SET PROBLEM =>
Pictures aside, write out every record exactly as it appears.
- - - - -
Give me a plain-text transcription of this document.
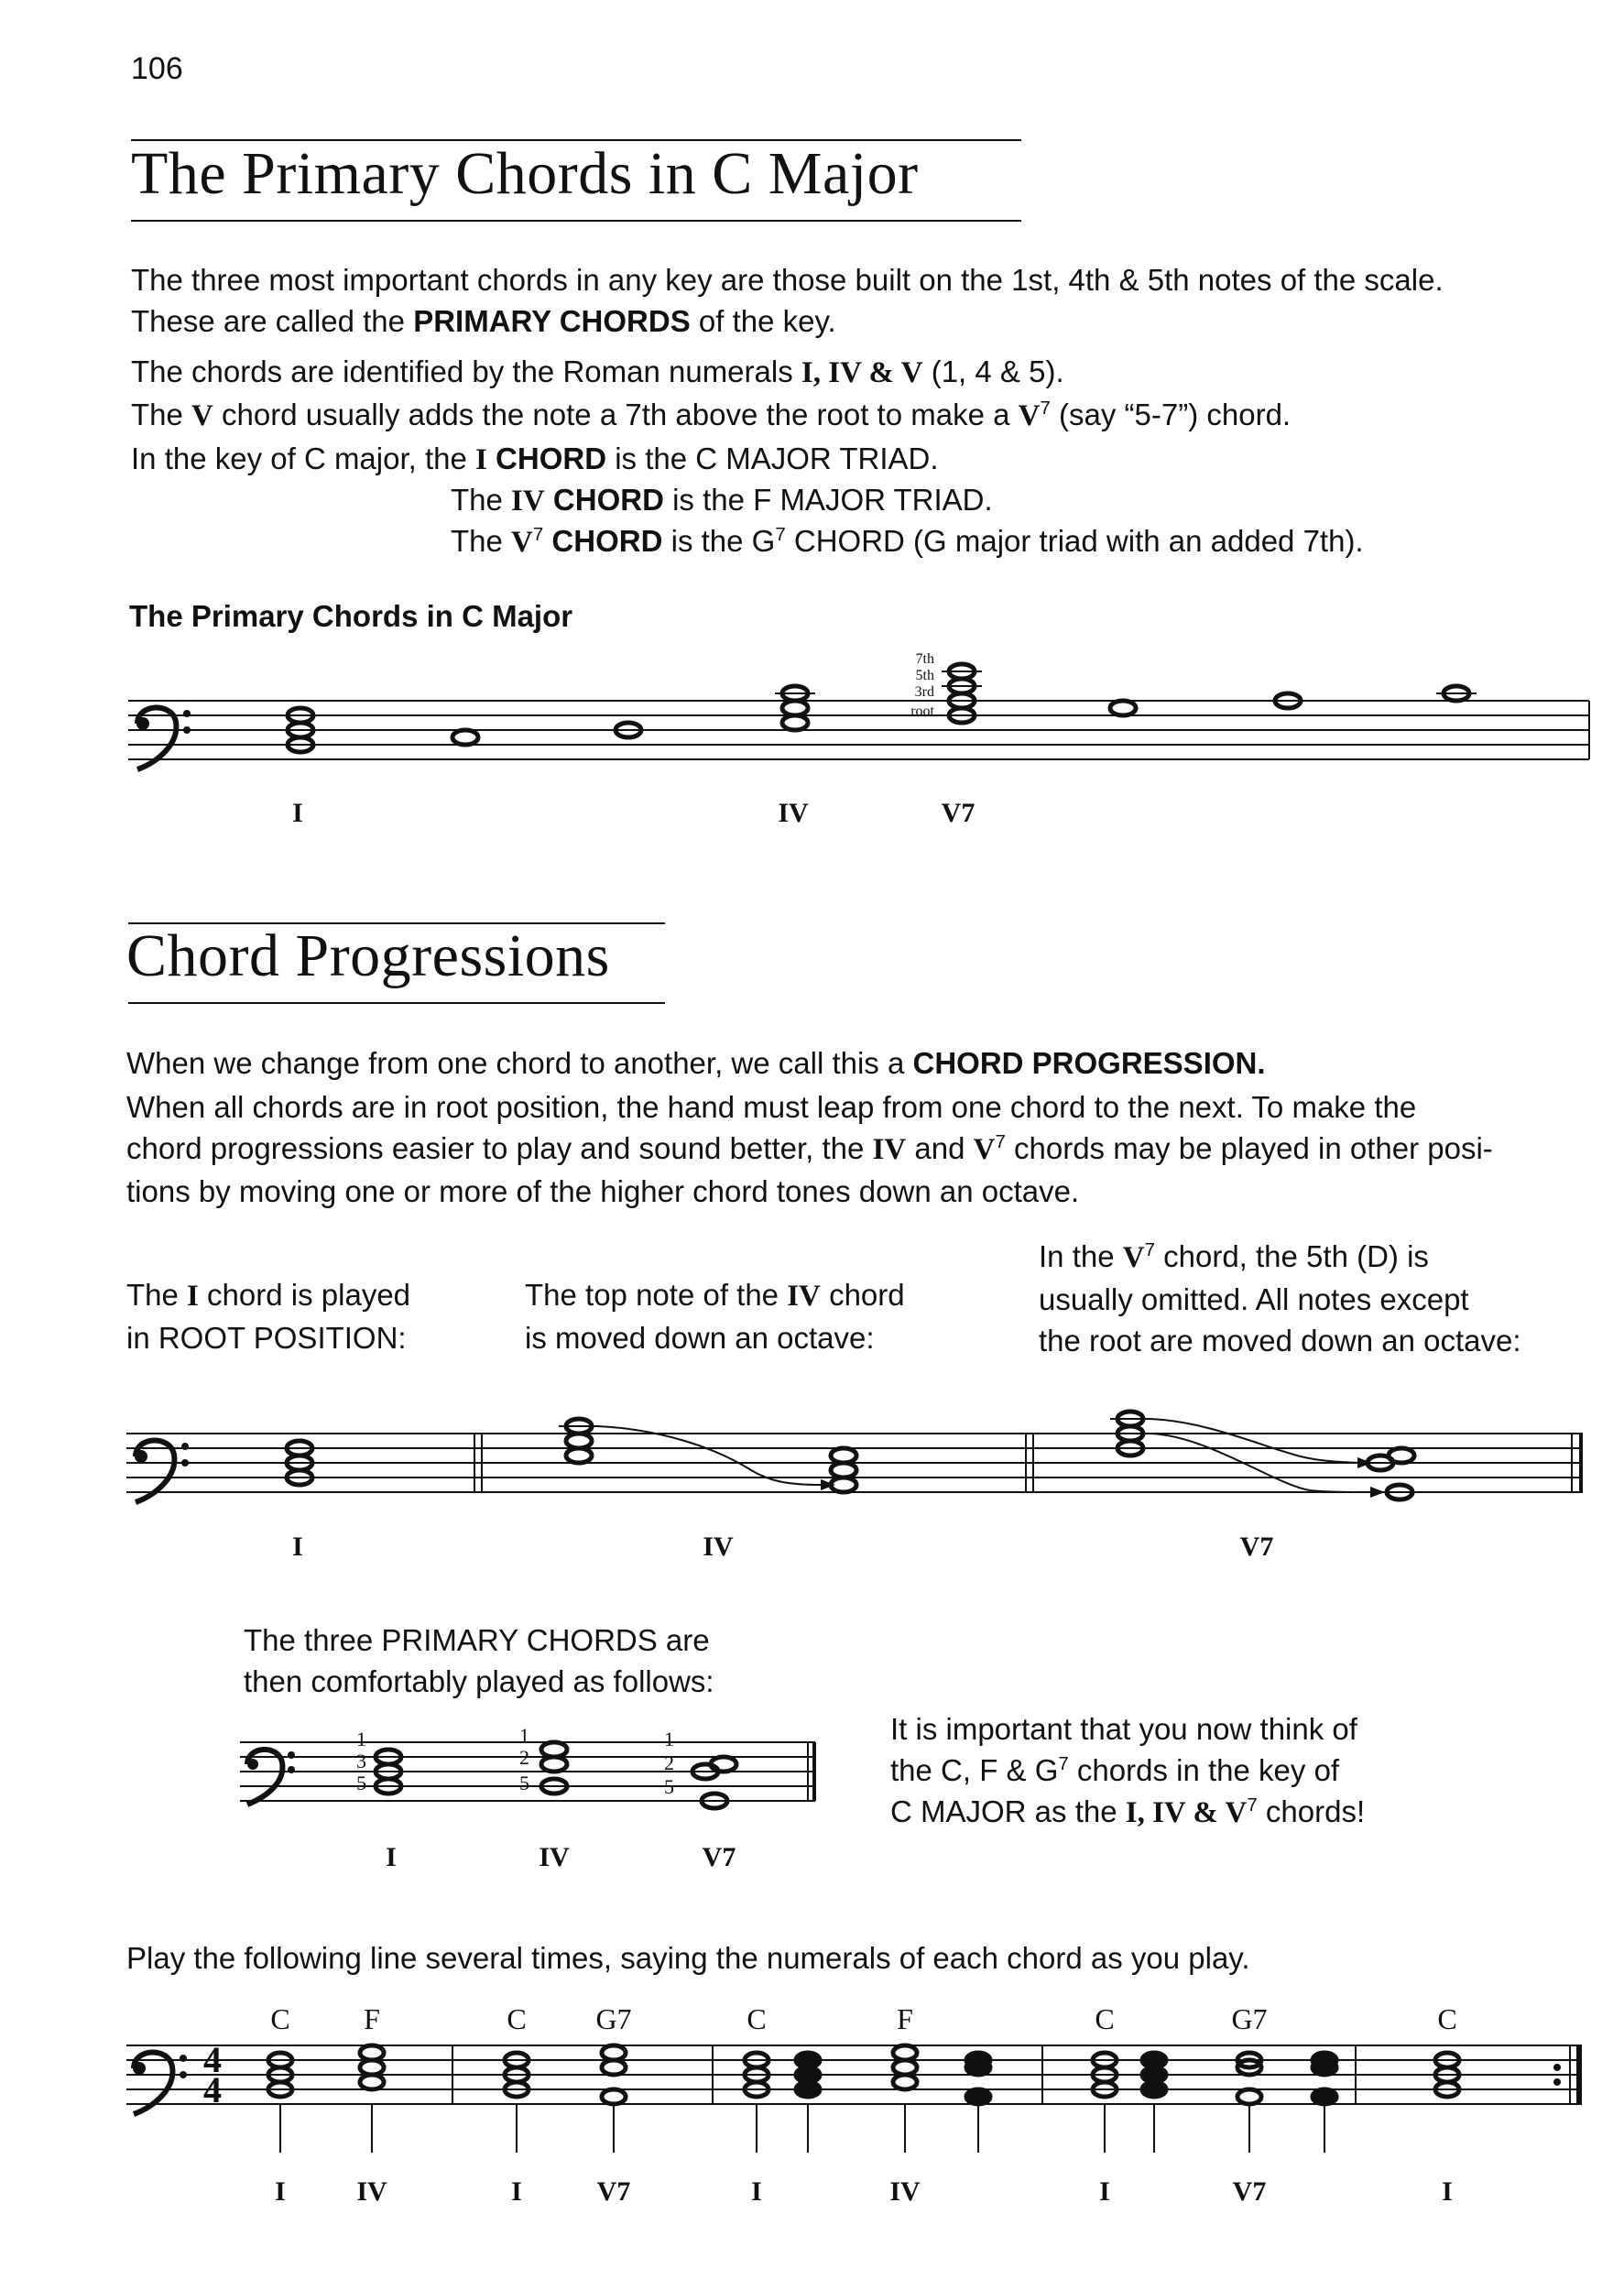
106
The Primary Chords in C Major
The three most important chords in any key are those built on the 1st, 4th & 5th notes of the scale.
These are called the PRIMARY CHORDS of the key.
The chords are identified by the Roman numerals I, IV & V (1, 4 & 5).
The V chord usually adds the note a 7th above the root to make a $V^7$ (say “5-7”) chord.
In the key of C major, the I CHORD is the C MAJOR TRIAD.
The IV CHORD is the F MAJOR TRIAD.
The $V^7$ CHORD is the $G^7$ CHORD (G major triad with an added 7th).
The Primary Chords in C Major
7th
5th
3rd
root
I	IV	V7
Chord Progressions
When we change from one chord to another, we call this a CHORD PROGRESSION.
When all chords are in root position, the hand must leap from one chord to the next. To make the
chord progressions easier to play and sound better, the IV and $V^7$ chords may be played in other posi-
tions by moving one or more of the higher chord tones down an octave.
The I chord is played
in ROOT POSITION:
The top note of the IV chord
is moved down an octave:
In the $V^7$ chord, the 5th (D) is
usually omitted. All notes except
the root are moved down an octave:
I	IV	V7
The three PRIMARY CHORDS are
then comfortably played as follows:
1
3
5
1
2
5
1
2
5
I	IV	V7
It is important that you now think of
the C, F & $G^7$ chords in the key of
C MAJOR as the I, IV & $V^7$ chords!
Play the following line several times, saying the numerals of each chord as you play.
C	F	C G7	C	F	C	G7	C
4
4
I	IV	I	V7	I	IV	I	V7	I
- - - - -
ANSWER TO THE TASK =>
Give me a plain-text transcription of this document.
106
The Primary Chords in C Major
The three most important chords in any key are those built on the 1st, 4th & 5th notes of the scale.
These are called the PRIMARY CHORDS of the key.
The chords are identified by the Roman numerals I, IV & V (1, 4 & 5).
The V chord usually adds the note a 7th above the root to make a $V^7$ (say “5-7”) chord.
In the key of C major, the I CHORD is the C MAJOR TRIAD.
The IV CHORD is the F MAJOR TRIAD.
The $V^7$ CHORD is the $G^7$ CHORD (G major triad with an added 7th).
The Primary Chords in C Major
7th
5th
3rd
root
I	IV	V7
Chord Progressions
When we change from one chord to another, we call this a CHORD PROGRESSION.
When all chords are in root position, the hand must leap from one chord to the next. To make the
chord progressions easier to play and sound better, the IV and $V^7$ chords may be played in other posi-
tions by moving one or more of the higher chord tones down an octave.
The I chord is played
in ROOT POSITION:
The top note of the IV chord
is moved down an octave:
In the $V^7$ chord, the 5th (D) is
usually omitted. All notes except
the root are moved down an octave:
I	IV	V7
The three PRIMARY CHORDS are
then comfortably played as follows:
1
3
5
1
2
5
1
2
5
I	IV	V7
It is important that you now think of
the C, F & $G^7$ chords in the key of
C MAJOR as the I, IV & $V^7$ chords!
Play the following line several times, saying the numerals of each chord as you play.
C	F	C G7	C	F	C	G7	C
4
4
I	IV	I	V7	I	IV	I	V7	I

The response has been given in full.